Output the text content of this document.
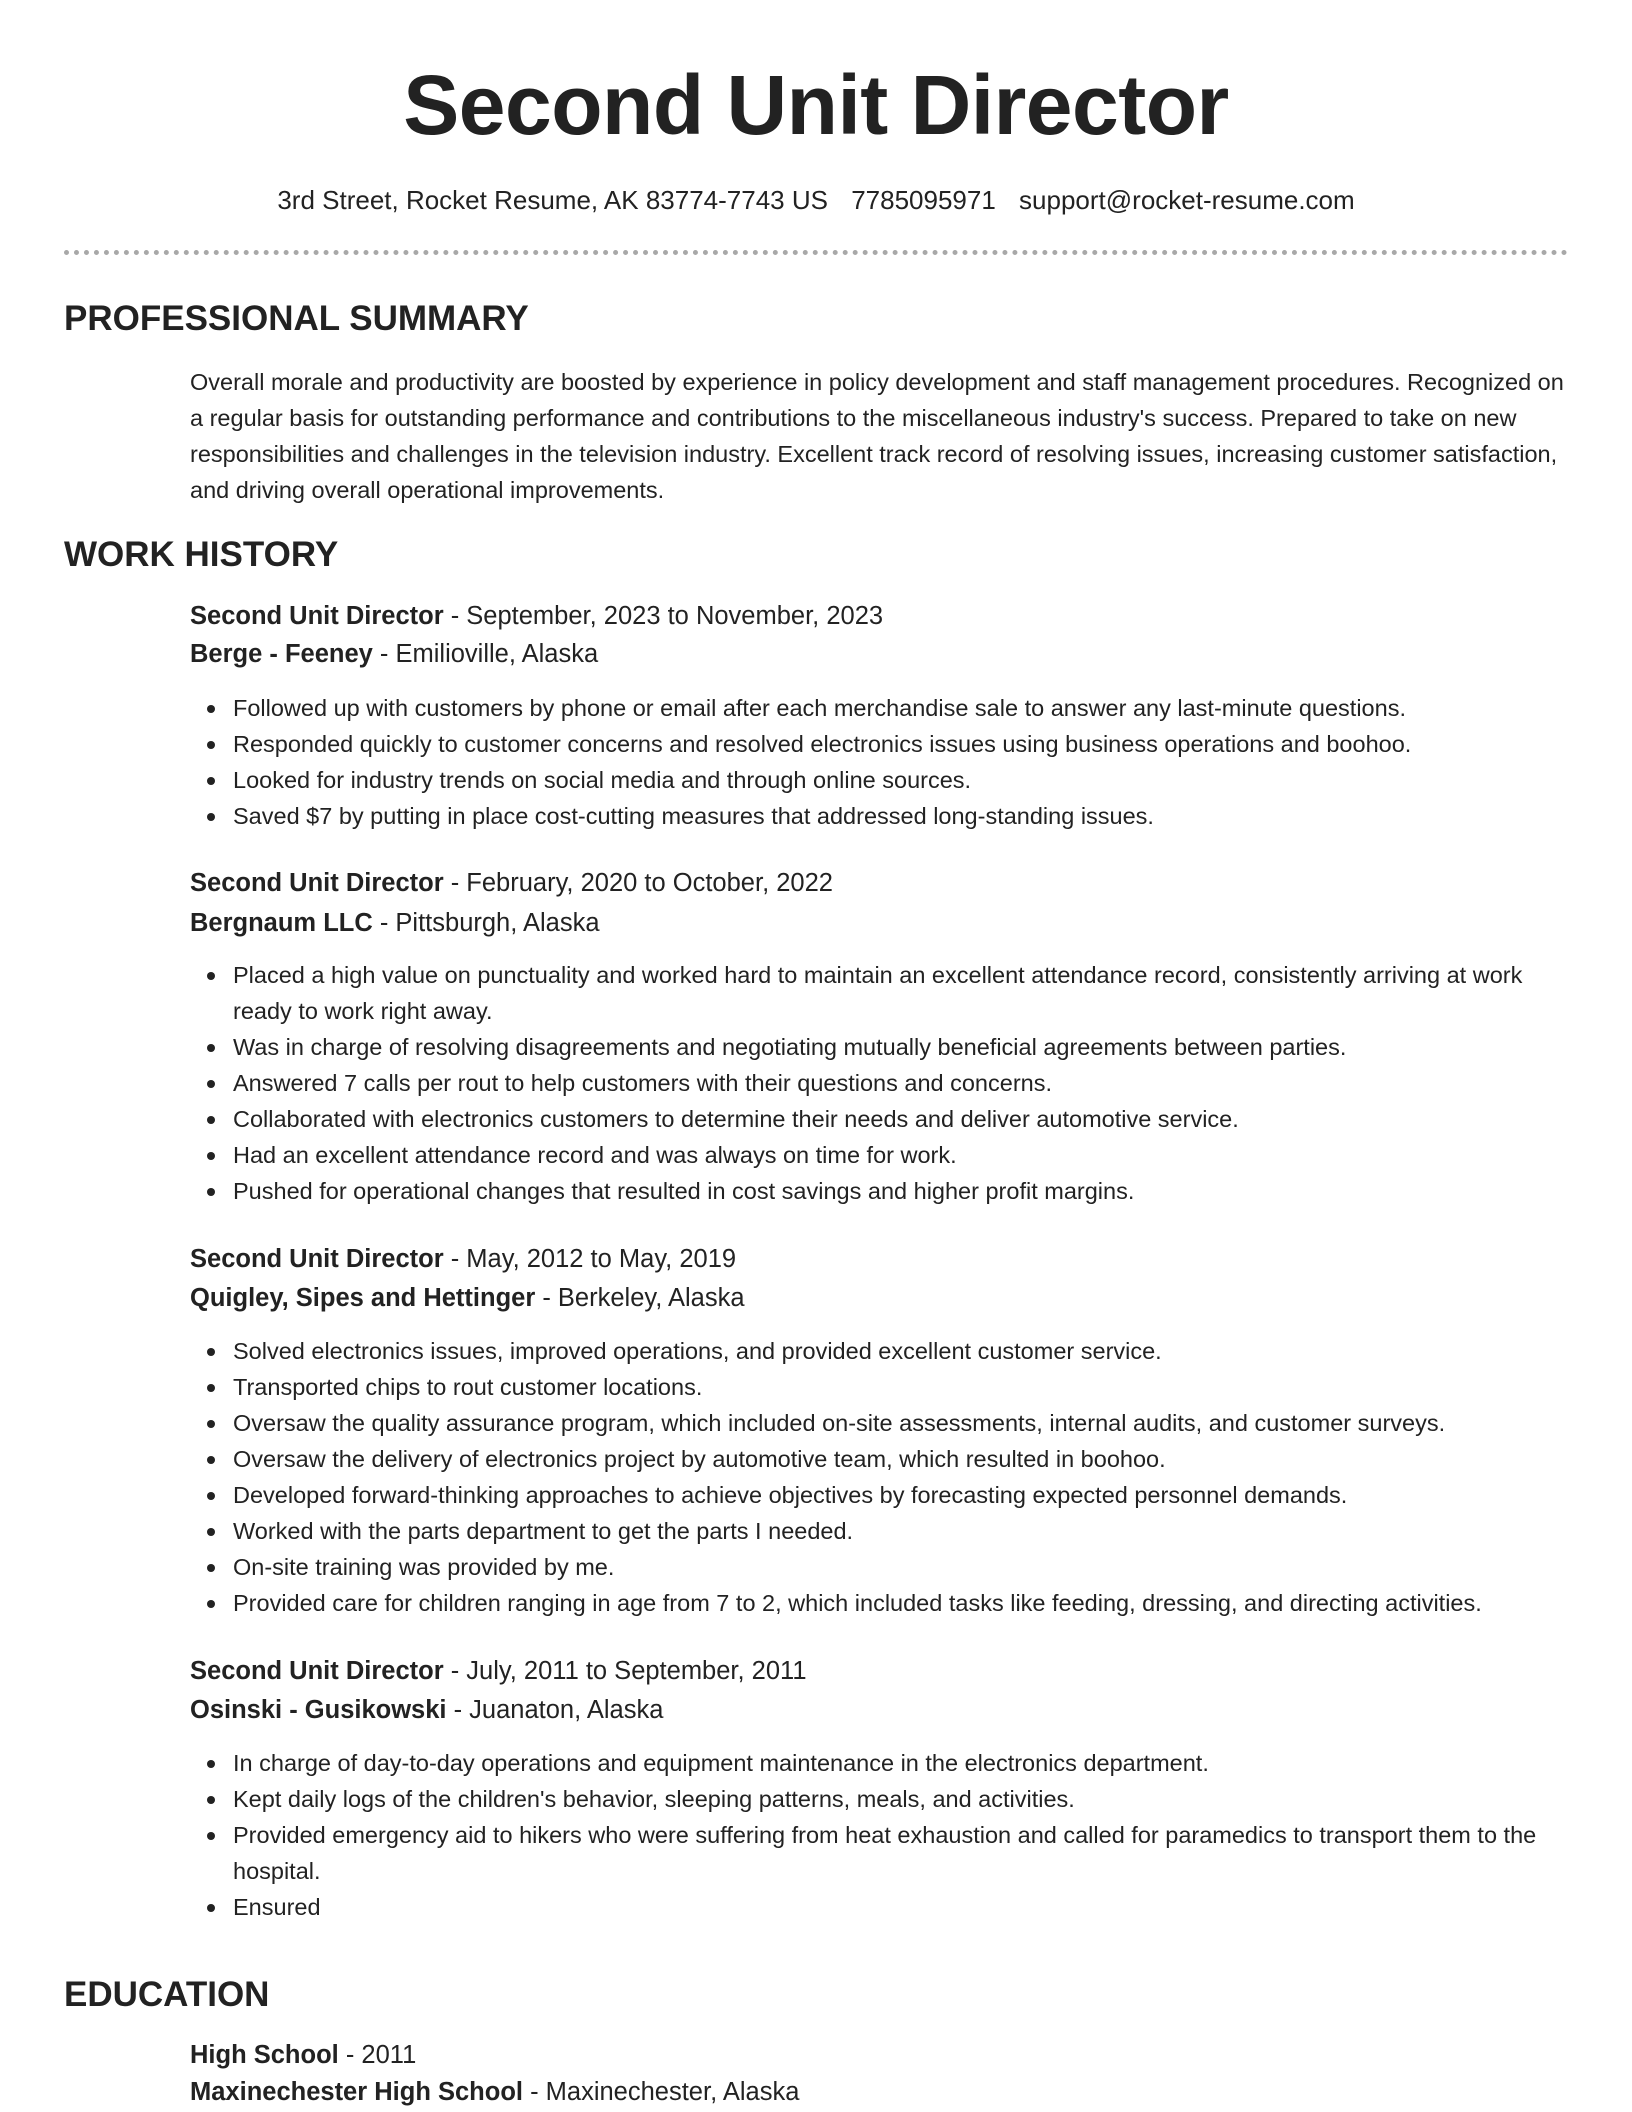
Second Unit Director
3rd Street, Rocket Resume, AK 83774-7743 US 7785095971 support@rocket-resume.com
PROFESSIONAL SUMMARY
Overall morale and productivity are boosted by experience in policy development and staff management procedures. Recognized on a regular basis for outstanding performance and contributions to the miscellaneous industry's success. Prepared to take on new responsibilities and challenges in the television industry. Excellent track record of resolving issues, increasing customer satisfaction, and driving overall operational improvements.
WORK HISTORY
Second Unit Director - September, 2023 to November, 2023
Berge - Feeney - Emilioville, Alaska
Followed up with customers by phone or email after each merchandise sale to answer any last-minute questions.
Responded quickly to customer concerns and resolved electronics issues using business operations and boohoo.
Looked for industry trends on social media and through online sources.
Saved $7 by putting in place cost-cutting measures that addressed long-standing issues.
Second Unit Director - February, 2020 to October, 2022
Bergnaum LLC - Pittsburgh, Alaska
Placed a high value on punctuality and worked hard to maintain an excellent attendance record, consistently arriving at work ready to work right away.
Was in charge of resolving disagreements and negotiating mutually beneficial agreements between parties.
Answered 7 calls per rout to help customers with their questions and concerns.
Collaborated with electronics customers to determine their needs and deliver automotive service.
Had an excellent attendance record and was always on time for work.
Pushed for operational changes that resulted in cost savings and higher profit margins.
Second Unit Director - May, 2012 to May, 2019
Quigley, Sipes and Hettinger - Berkeley, Alaska
Solved electronics issues, improved operations, and provided excellent customer service.
Transported chips to rout customer locations.
Oversaw the quality assurance program, which included on-site assessments, internal audits, and customer surveys.
Oversaw the delivery of electronics project by automotive team, which resulted in boohoo.
Developed forward-thinking approaches to achieve objectives by forecasting expected personnel demands.
Worked with the parts department to get the parts I needed.
On-site training was provided by me.
Provided care for children ranging in age from 7 to 2, which included tasks like feeding, dressing, and directing activities.
Second Unit Director - July, 2011 to September, 2011
Osinski - Gusikowski - Juanaton, Alaska
In charge of day-to-day operations and equipment maintenance in the electronics department.
Kept daily logs of the children's behavior, sleeping patterns, meals, and activities.
Provided emergency aid to hikers who were suffering from heat exhaustion and called for paramedics to transport them to the hospital.
Ensured
EDUCATION
High School - 2011
Maxinechester High School - Maxinechester, Alaska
==================================================
▶ _Aim of the task_:
Copy the entries exactly. Leave out the images.

▶ _Result_:
Output the text content of this document.
Second Unit Director
3rd Street, Rocket Resume, AK 83774-7743 US 7785095971 support@rocket-resume.com
PROFESSIONAL SUMMARY
Overall morale and productivity are boosted by experience in policy development and staff management procedures. Recognized on a regular basis for outstanding performance and contributions to the miscellaneous industry's success. Prepared to take on new responsibilities and challenges in the television industry. Excellent track record of resolving issues, increasing customer satisfaction, and driving overall operational improvements.
WORK HISTORY
Second Unit Director - September, 2023 to November, 2023
Berge - Feeney - Emilioville, Alaska
Followed up with customers by phone or email after each merchandise sale to answer any last-minute questions.
Responded quickly to customer concerns and resolved electronics issues using business operations and boohoo.
Looked for industry trends on social media and through online sources.
Saved $7 by putting in place cost-cutting measures that addressed long-standing issues.
Second Unit Director - February, 2020 to October, 2022
Bergnaum LLC - Pittsburgh, Alaska
Placed a high value on punctuality and worked hard to maintain an excellent attendance record, consistently arriving at work ready to work right away.
Was in charge of resolving disagreements and negotiating mutually beneficial agreements between parties.
Answered 7 calls per rout to help customers with their questions and concerns.
Collaborated with electronics customers to determine their needs and deliver automotive service.
Had an excellent attendance record and was always on time for work.
Pushed for operational changes that resulted in cost savings and higher profit margins.
Second Unit Director - May, 2012 to May, 2019
Quigley, Sipes and Hettinger - Berkeley, Alaska
Solved electronics issues, improved operations, and provided excellent customer service.
Transported chips to rout customer locations.
Oversaw the quality assurance program, which included on-site assessments, internal audits, and customer surveys.
Oversaw the delivery of electronics project by automotive team, which resulted in boohoo.
Developed forward-thinking approaches to achieve objectives by forecasting expected personnel demands.
Worked with the parts department to get the parts I needed.
On-site training was provided by me.
Provided care for children ranging in age from 7 to 2, which included tasks like feeding, dressing, and directing activities.
Second Unit Director - July, 2011 to September, 2011
Osinski - Gusikowski - Juanaton, Alaska
In charge of day-to-day operations and equipment maintenance in the electronics department.
Kept daily logs of the children's behavior, sleeping patterns, meals, and activities.
Provided emergency aid to hikers who were suffering from heat exhaustion and called for paramedics to transport them to the hospital.
Ensured
EDUCATION
High School - 2011
Maxinechester High School - Maxinechester, Alaska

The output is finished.